▶ Instructions for the task
Reproduce verbatim the stretch of rows from the one containing "100, 499, 116]" through the one containing "186, 621, 198]", including both of those rows.

Input data start

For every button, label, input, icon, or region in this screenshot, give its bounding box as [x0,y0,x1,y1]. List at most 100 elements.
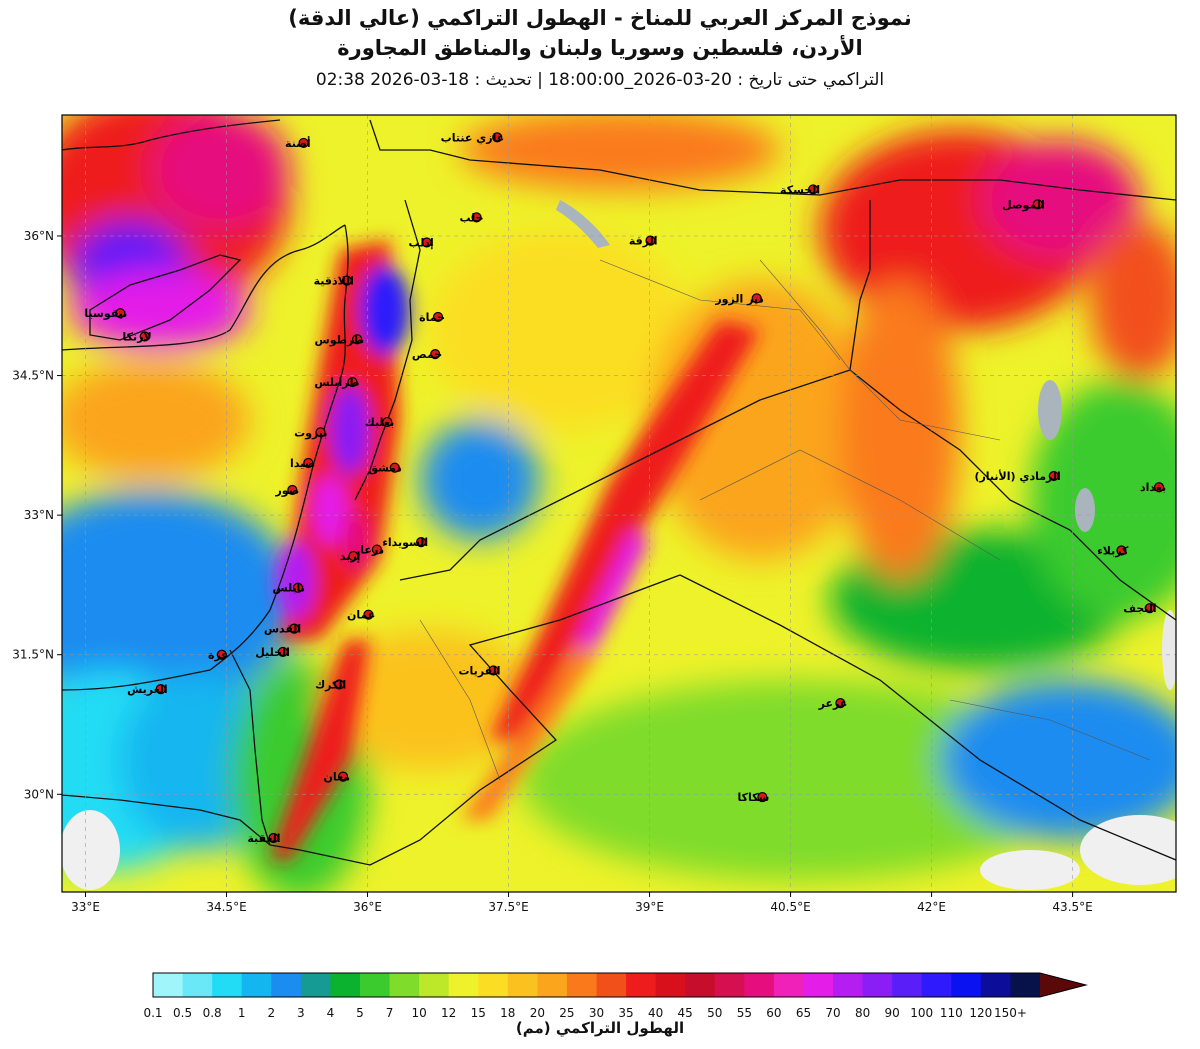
city-marker [363,609,374,620]
city-label: دمشق [368,462,402,475]
legend-swatch [389,973,420,997]
legend-label: 2 [267,1006,275,1020]
plot-frame [61,114,1177,893]
lon-tick-label: 43.5°E [1052,900,1092,914]
city-label: غزة [208,649,229,662]
city-marker [337,771,349,782]
precipitation-field [62,115,1176,892]
legend-swatch [448,973,479,997]
legend-colorbar: 0.1 0.5 0.8 1 2 3 4 5 7 10 12 15 18 20 25 30 35 40 45 50 55 6… [143,972,1088,1020]
city-label: كربلاء [1097,544,1129,557]
legend-swatch [419,973,450,997]
city-label: طرابلس [314,376,359,389]
city-label: لارنكا [123,330,152,343]
lat-tick-label: 34.5°N [12,369,54,383]
city-marker [471,212,482,223]
legend-swatch [655,973,686,997]
city-marker [808,184,819,195]
legend-label: 20 [530,1006,545,1020]
city-label: إربد [340,550,361,563]
city-marker [348,550,359,562]
city-label: صيدا [290,457,315,470]
city-label: الموصل [1002,198,1045,211]
legend-label: 40 [648,1006,663,1020]
legend-label: 30 [589,1006,604,1020]
city-marker [1032,199,1043,210]
map-subtitle: الأردن، فلسطين وسوريا ولبنان والمناطق ال… [337,36,863,60]
lat-tick-label: 33°N [24,508,54,522]
city-marker [315,427,326,438]
city-label: درعا [360,544,384,557]
lon-tick-label: 40.5°E [770,900,810,914]
city-label: النجف [1123,602,1156,615]
legend-swatch [626,973,657,997]
city-marker [421,237,432,248]
city-marker [1153,482,1165,493]
legend-title: الهطول التراكمي (مم) [515,1019,685,1037]
legend-label: 80 [855,1006,870,1020]
city-label: نيقوسيا [84,307,127,320]
city-marker [645,235,656,246]
city-marker [1116,545,1127,556]
city-label: حمص [412,348,442,361]
legend-label: 15 [471,1006,486,1020]
city-marker [416,537,427,548]
legend-swatch [300,973,331,997]
legend-label: 18 [500,1006,515,1020]
city-marker [488,665,499,676]
city-marker [382,416,393,428]
legend-swatch [566,973,597,997]
legend-label: 150+ [994,1006,1027,1020]
legend-swatch [892,973,923,997]
city-label: الرمادي (الأنبار) [974,469,1060,483]
city-label: معان [324,771,351,784]
city-label: غازي عنتاب [441,131,505,144]
legend-label: 5 [356,1006,364,1020]
legend-label: 0.1 [143,1006,162,1020]
legend-label: 100 [910,1006,933,1020]
city-label: العقبة [247,832,280,845]
city-label: اللاذقية [314,275,354,288]
city-marker [216,649,227,660]
city-marker [292,582,304,593]
legend-label: 3 [297,1006,305,1020]
lon-tick-label: 34.5°E [206,900,246,914]
legend-swatch [1010,973,1041,997]
city-label: أضنة [285,136,311,150]
city-label: عرعر [818,697,848,710]
city-label: نابلس [273,582,305,595]
lat-tick-label: 31.5°N [12,648,54,662]
city-marker [835,698,846,709]
legend-label: 55 [737,1006,752,1020]
legend-label: 45 [678,1006,693,1020]
legend-label: 110 [940,1006,963,1020]
legend-swatch [241,973,272,997]
city-label: الكرك [315,678,346,691]
city-marker [289,623,300,634]
city-label: الرقة [629,235,658,248]
legend-swatch [330,973,361,997]
legend-swatch [744,973,775,997]
legend-label: 70 [825,1006,840,1020]
city-marker [287,484,298,496]
legend-label: 90 [885,1006,900,1020]
axis-ticks: 33°E 34.5°E 36°E 37.5°E 39°E 40.5°E 42°E 43.5°E… [12,229,1092,914]
city-label: سكاكا [737,791,769,804]
legend-label: 65 [796,1006,811,1020]
legend-swatch [685,973,716,997]
legend-overflow-arrow [1040,973,1086,997]
city-marker [371,544,383,555]
legend-label: 0.8 [203,1006,222,1020]
city-marker [277,646,289,658]
legend-swatch [537,973,568,997]
legend-label: 0.5 [173,1006,192,1020]
legend-label: 1 [238,1006,246,1020]
legend-label: 10 [411,1006,426,1020]
lon-tick-label: 39°E [635,900,664,914]
city-label: العريش [127,683,168,696]
city-label: إدلب [409,236,434,249]
city-markers: أضنة غازي عنتاب الحسكة الموصل حلب إدلب الرقة ال… [84,131,1166,845]
city-marker [432,311,444,323]
lat-tick-label: 36°N [24,229,54,243]
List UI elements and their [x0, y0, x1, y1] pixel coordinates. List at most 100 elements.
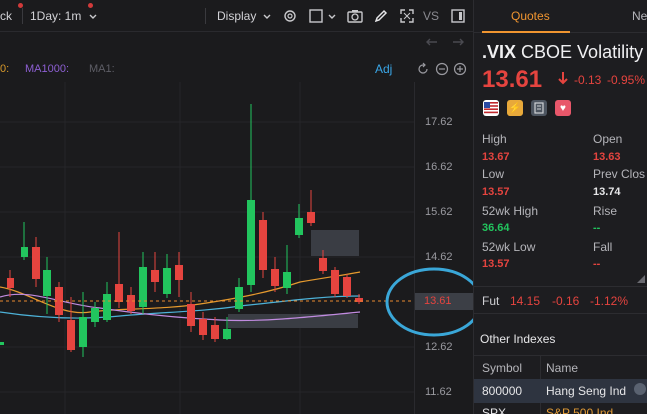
us-flag-icon	[483, 100, 499, 116]
display-dropdown[interactable]: Display	[217, 9, 257, 23]
chart-toolbar: ck 1Day: 1m Display VS	[0, 0, 473, 32]
price-tick: 11.62	[425, 386, 452, 398]
candle	[67, 320, 75, 350]
candle	[307, 212, 315, 223]
candles	[0, 104, 363, 357]
lightning-icon[interactable]: ⚡	[507, 100, 523, 116]
price-change: -0.13	[574, 73, 602, 87]
high-label: High	[482, 132, 507, 146]
price-tick: 17.62	[425, 116, 453, 128]
low-label: Low	[482, 167, 505, 181]
row-name: Hang Seng Ind	[546, 384, 627, 398]
interval-dropdown[interactable]: 1Day: 1m	[30, 9, 82, 23]
table-row[interactable]: SPX S&P 500 Ind	[474, 403, 647, 414]
redo-icon[interactable]	[448, 34, 466, 52]
high-value: 13.67	[482, 151, 510, 163]
rise-label: Rise	[593, 204, 618, 218]
row-symbol: SPX	[482, 406, 507, 414]
settings-gear-icon[interactable]	[281, 7, 299, 25]
candle	[139, 267, 147, 307]
ma-line-purple	[0, 293, 361, 322]
current-price-tag-text: 13.61	[424, 295, 452, 307]
fut-label: Fut	[482, 294, 500, 308]
candle	[343, 277, 351, 296]
indicator-ma1000[interactable]: MA1000:	[25, 63, 70, 75]
prev-close-value: 13.74	[593, 186, 621, 198]
wk52-high-label: 52wk High	[482, 204, 539, 218]
price-axis: 17.62 16.62 15.62 14.62 12.62 11.62 13.6…	[414, 82, 473, 414]
candlestick-chart[interactable]	[0, 82, 473, 414]
open-label: Open	[593, 132, 623, 146]
prev-close-label: Prev Clos	[593, 167, 646, 181]
candle	[55, 287, 63, 315]
row-name: S&P 500 Ind	[546, 406, 614, 414]
wk52-high-value: 36.64	[482, 222, 510, 234]
zoom-in-icon[interactable]	[451, 60, 469, 78]
highlight-circle-annotation	[385, 267, 483, 337]
chevron-down-icon[interactable]	[84, 8, 102, 26]
adjust-button[interactable]: Adj	[375, 62, 393, 76]
chevron-down-icon[interactable]	[323, 8, 341, 26]
futures-row[interactable]: Fut 14.15 -0.16 -1.12%	[474, 286, 647, 314]
candle	[211, 325, 219, 339]
candle	[259, 220, 267, 270]
price-tick: 15.62	[425, 206, 453, 218]
candle	[199, 319, 207, 335]
range-box	[228, 314, 358, 328]
candle	[103, 294, 111, 320]
indicator-ma1[interactable]: MA1:	[89, 63, 115, 75]
symbol-name: CBOE Volatility	[521, 42, 644, 62]
candle	[235, 287, 243, 309]
toolbar-cut-label[interactable]: ck	[0, 9, 12, 23]
chevron-down-icon[interactable]	[258, 8, 276, 26]
other-indexes-header: Symbol Name	[474, 355, 647, 379]
fall-label: Fall	[593, 240, 613, 254]
pencil-icon[interactable]	[372, 7, 390, 25]
document-icon[interactable]	[531, 100, 547, 116]
range-box	[311, 230, 359, 256]
undo-icon[interactable]	[424, 34, 442, 52]
wk52-low-value: 13.57	[482, 258, 510, 270]
last-price: 13.61	[482, 66, 543, 93]
symbol-ticker: .VIX	[482, 42, 517, 62]
camera-icon[interactable]	[346, 7, 364, 25]
row-symbol: 800000	[482, 384, 523, 398]
resize-corner-icon[interactable]	[637, 272, 645, 286]
candle	[223, 329, 231, 339]
price-tick: 16.62	[425, 161, 453, 173]
down-arrow-icon	[557, 70, 569, 89]
tab-quotes[interactable]: Quotes	[511, 9, 550, 23]
symbol-title: .VIX CBOE Volatility	[482, 42, 643, 63]
candle	[331, 270, 339, 294]
candle	[43, 270, 51, 296]
candle	[7, 278, 14, 288]
status-dot	[88, 3, 93, 8]
candle	[187, 304, 195, 326]
fut-pct: -1.12%	[590, 294, 629, 308]
heart-icon[interactable]: ♥	[555, 100, 571, 116]
square-outline-icon[interactable]	[307, 7, 325, 25]
candle	[115, 284, 123, 302]
fut-price: 14.15	[510, 294, 541, 308]
fullscreen-icon[interactable]	[398, 7, 416, 25]
col-symbol: Symbol	[482, 361, 523, 375]
price-tick: 14.62	[425, 251, 453, 263]
zoom-out-icon[interactable]	[433, 60, 451, 78]
rise-value: --	[593, 222, 601, 234]
wk52-low-label: 52wk Low	[482, 240, 536, 254]
table-row[interactable]: 800000 Hang Seng Ind	[474, 379, 647, 403]
reset-icon[interactable]	[414, 60, 432, 78]
candle	[127, 295, 135, 311]
panel-layout-icon[interactable]	[449, 7, 467, 25]
candle	[79, 317, 87, 347]
info-icon[interactable]	[634, 383, 646, 395]
candle	[0, 342, 4, 345]
low-value: 13.57	[482, 186, 510, 198]
fall-value: --	[593, 258, 601, 270]
other-indexes-title: Other Indexes	[480, 332, 556, 346]
price-tick: 12.62	[425, 341, 453, 353]
candle	[319, 258, 327, 271]
compare-vs-button[interactable]: VS	[423, 9, 440, 23]
candle	[163, 268, 171, 294]
tab-news[interactable]: Ne	[632, 9, 647, 23]
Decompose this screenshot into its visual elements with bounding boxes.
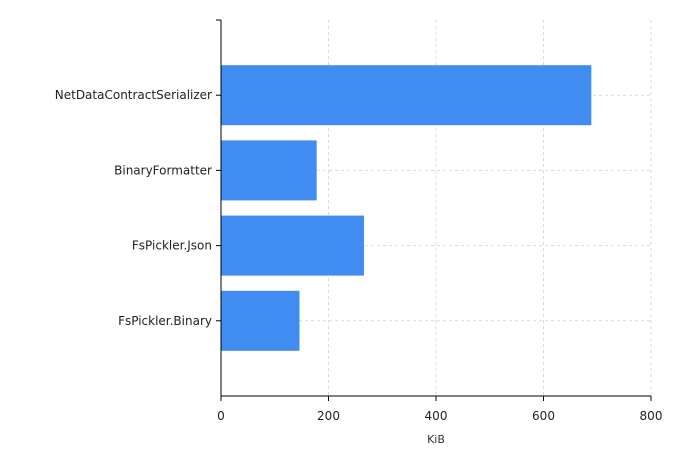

Input data end

▶ Task response
us-flag-icon	[483, 100, 499, 116]
display-dropdown[interactable]: Display	[217, 9, 257, 23]
chart-toolbar: ck 1Day: 1m Display VS	[0, 0, 473, 32]
price-tick: 11.62	[425, 386, 452, 398]
candle	[67, 320, 75, 350]
candle	[307, 212, 315, 223]
candles	[0, 104, 363, 357]
lightning-icon[interactable]: ⚡	[507, 100, 523, 116]
price-change: -0.13	[574, 73, 602, 87]
high-label: High	[482, 132, 507, 146]
price-tick: 17.62	[425, 116, 453, 128]
low-label: Low	[482, 167, 505, 181]
row-name: Hang Seng Ind	[546, 384, 627, 398]
interval-dropdown[interactable]: 1Day: 1m	[30, 9, 82, 23]
table-row[interactable]: SPX S&P 500 Ind	[474, 403, 647, 414]
redo-icon[interactable]	[448, 34, 466, 52]
high-value: 13.67	[482, 151, 510, 163]
rise-label: Rise	[593, 204, 618, 218]
row-symbol: SPX	[482, 406, 507, 414]
settings-gear-icon[interactable]	[281, 7, 299, 25]
candle	[139, 267, 147, 307]
ma-line-purple	[0, 293, 361, 322]
current-price-tag-text: 13.61	[424, 295, 452, 307]
fut-label: Fut	[482, 294, 500, 308]
candle	[343, 277, 351, 296]
indicator-ma1000[interactable]: MA1000:	[25, 63, 70, 75]
prev-close-value: 13.74	[593, 186, 621, 198]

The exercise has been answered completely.